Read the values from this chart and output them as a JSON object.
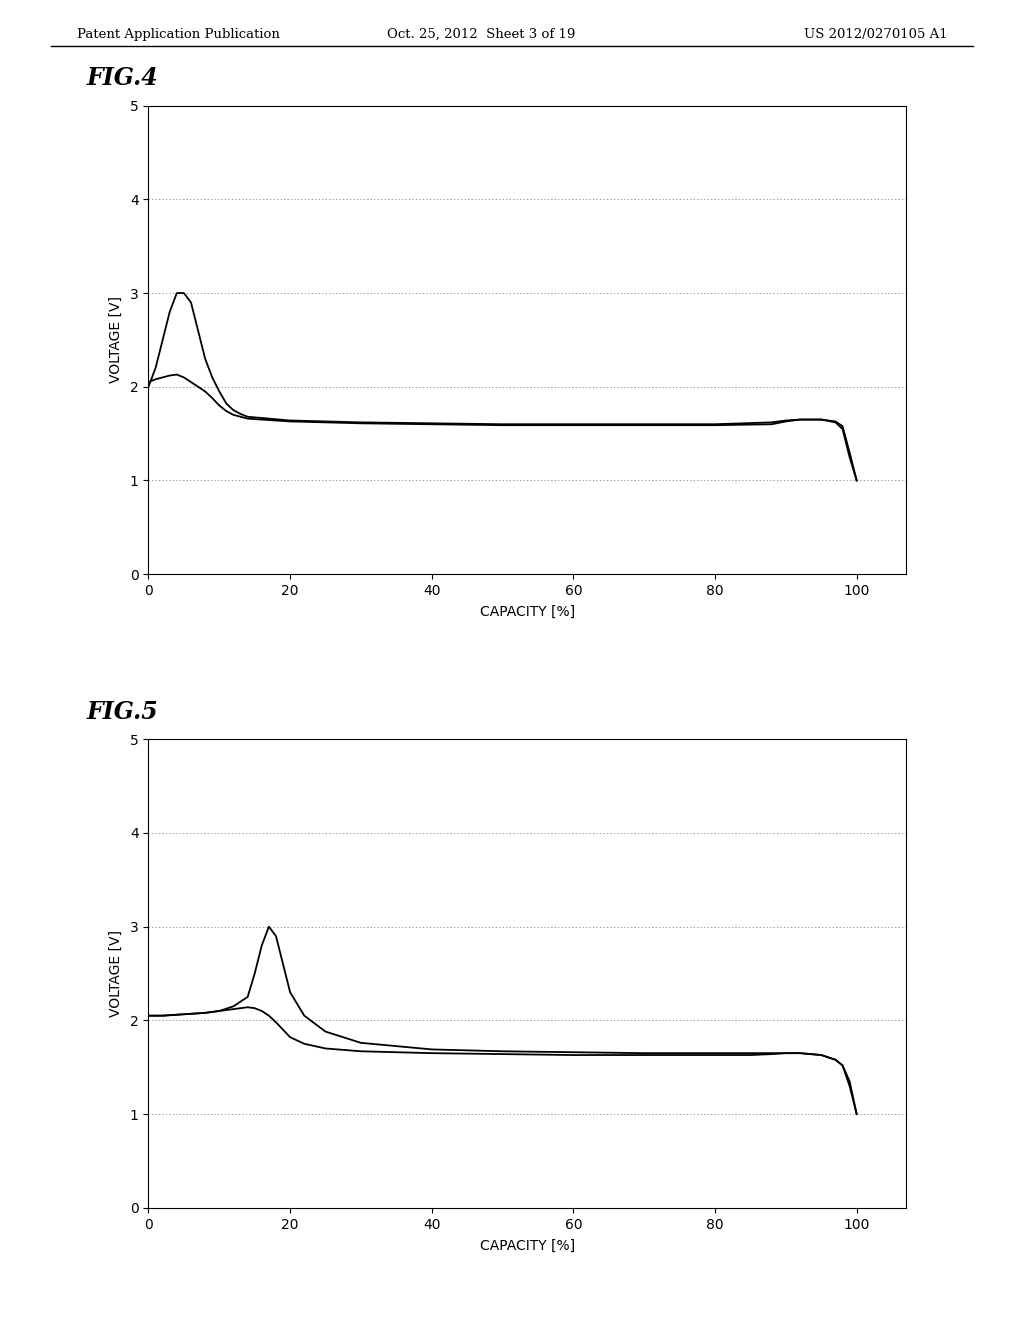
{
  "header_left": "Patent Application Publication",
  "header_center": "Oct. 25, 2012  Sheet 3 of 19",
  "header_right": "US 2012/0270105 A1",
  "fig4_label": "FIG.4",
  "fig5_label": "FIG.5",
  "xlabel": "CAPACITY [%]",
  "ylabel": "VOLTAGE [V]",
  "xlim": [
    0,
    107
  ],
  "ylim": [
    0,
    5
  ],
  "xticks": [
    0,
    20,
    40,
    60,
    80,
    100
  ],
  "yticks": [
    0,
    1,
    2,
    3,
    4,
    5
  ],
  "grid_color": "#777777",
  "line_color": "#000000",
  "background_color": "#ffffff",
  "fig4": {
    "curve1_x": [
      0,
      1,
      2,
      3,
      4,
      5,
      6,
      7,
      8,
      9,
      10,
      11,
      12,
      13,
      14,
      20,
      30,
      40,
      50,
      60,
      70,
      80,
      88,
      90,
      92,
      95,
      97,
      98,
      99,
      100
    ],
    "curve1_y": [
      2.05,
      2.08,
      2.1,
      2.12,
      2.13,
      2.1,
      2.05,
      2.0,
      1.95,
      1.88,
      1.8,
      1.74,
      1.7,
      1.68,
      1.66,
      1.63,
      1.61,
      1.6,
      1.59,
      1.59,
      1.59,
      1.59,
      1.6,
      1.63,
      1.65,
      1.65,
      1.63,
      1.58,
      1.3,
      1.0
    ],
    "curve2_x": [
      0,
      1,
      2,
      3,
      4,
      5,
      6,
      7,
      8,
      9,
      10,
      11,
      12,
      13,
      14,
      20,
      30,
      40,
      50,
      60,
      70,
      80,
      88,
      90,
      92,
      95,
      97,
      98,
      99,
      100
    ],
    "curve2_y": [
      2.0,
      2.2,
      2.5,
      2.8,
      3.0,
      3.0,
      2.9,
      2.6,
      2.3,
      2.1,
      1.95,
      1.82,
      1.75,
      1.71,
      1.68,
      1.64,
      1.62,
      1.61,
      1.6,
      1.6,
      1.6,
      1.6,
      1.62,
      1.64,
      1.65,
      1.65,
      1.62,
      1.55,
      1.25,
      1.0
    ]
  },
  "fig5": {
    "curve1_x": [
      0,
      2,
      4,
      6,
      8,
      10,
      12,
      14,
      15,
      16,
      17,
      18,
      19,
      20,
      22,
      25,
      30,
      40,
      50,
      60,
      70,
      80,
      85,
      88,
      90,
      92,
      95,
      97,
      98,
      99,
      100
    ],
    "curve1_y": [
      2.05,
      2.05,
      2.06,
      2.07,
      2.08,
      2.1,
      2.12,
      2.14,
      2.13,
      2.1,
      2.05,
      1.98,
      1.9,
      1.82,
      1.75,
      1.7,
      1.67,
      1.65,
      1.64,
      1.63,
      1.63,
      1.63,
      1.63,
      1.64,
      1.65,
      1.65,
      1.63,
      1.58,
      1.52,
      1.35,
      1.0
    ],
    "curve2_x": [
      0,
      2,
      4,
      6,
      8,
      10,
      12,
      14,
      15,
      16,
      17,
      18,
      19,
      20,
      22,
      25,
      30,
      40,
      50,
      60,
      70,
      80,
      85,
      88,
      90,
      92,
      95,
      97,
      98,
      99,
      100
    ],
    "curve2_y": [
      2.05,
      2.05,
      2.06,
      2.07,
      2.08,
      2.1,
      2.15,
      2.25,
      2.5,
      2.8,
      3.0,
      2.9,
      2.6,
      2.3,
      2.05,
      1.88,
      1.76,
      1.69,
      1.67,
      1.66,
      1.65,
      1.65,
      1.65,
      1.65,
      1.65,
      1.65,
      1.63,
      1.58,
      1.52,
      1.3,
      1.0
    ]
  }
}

=-=-=

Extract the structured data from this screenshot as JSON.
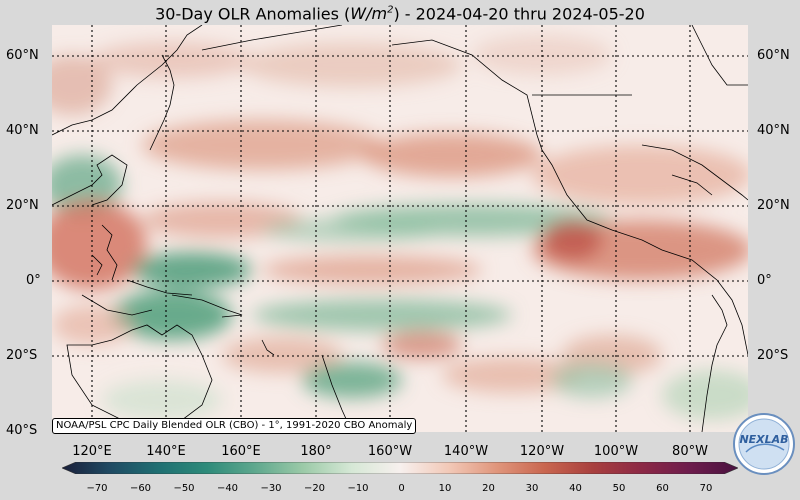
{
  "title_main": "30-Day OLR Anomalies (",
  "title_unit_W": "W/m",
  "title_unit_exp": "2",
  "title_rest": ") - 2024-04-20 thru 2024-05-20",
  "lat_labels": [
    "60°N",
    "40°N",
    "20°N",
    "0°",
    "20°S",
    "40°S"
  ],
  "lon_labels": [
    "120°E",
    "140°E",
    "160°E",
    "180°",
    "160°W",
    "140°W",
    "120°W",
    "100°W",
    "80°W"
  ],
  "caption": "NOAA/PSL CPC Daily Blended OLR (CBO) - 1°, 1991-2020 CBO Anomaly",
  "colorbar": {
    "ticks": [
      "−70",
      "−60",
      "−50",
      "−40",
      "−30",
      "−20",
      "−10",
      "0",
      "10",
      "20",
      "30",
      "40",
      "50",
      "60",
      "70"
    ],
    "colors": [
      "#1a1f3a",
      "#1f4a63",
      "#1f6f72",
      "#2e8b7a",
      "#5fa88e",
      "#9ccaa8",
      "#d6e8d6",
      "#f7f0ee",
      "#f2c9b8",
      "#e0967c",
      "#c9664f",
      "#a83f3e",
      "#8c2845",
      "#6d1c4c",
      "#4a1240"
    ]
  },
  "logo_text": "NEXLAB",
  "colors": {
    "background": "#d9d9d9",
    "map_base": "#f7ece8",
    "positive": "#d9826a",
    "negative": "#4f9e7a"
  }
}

=-=-=

Requirements → Search the listing for the word "this" and return each line that holds it.

Answer below →
Read the values from this chart and output them as a JSON object.
Extract the structured data from this screenshot as JSON.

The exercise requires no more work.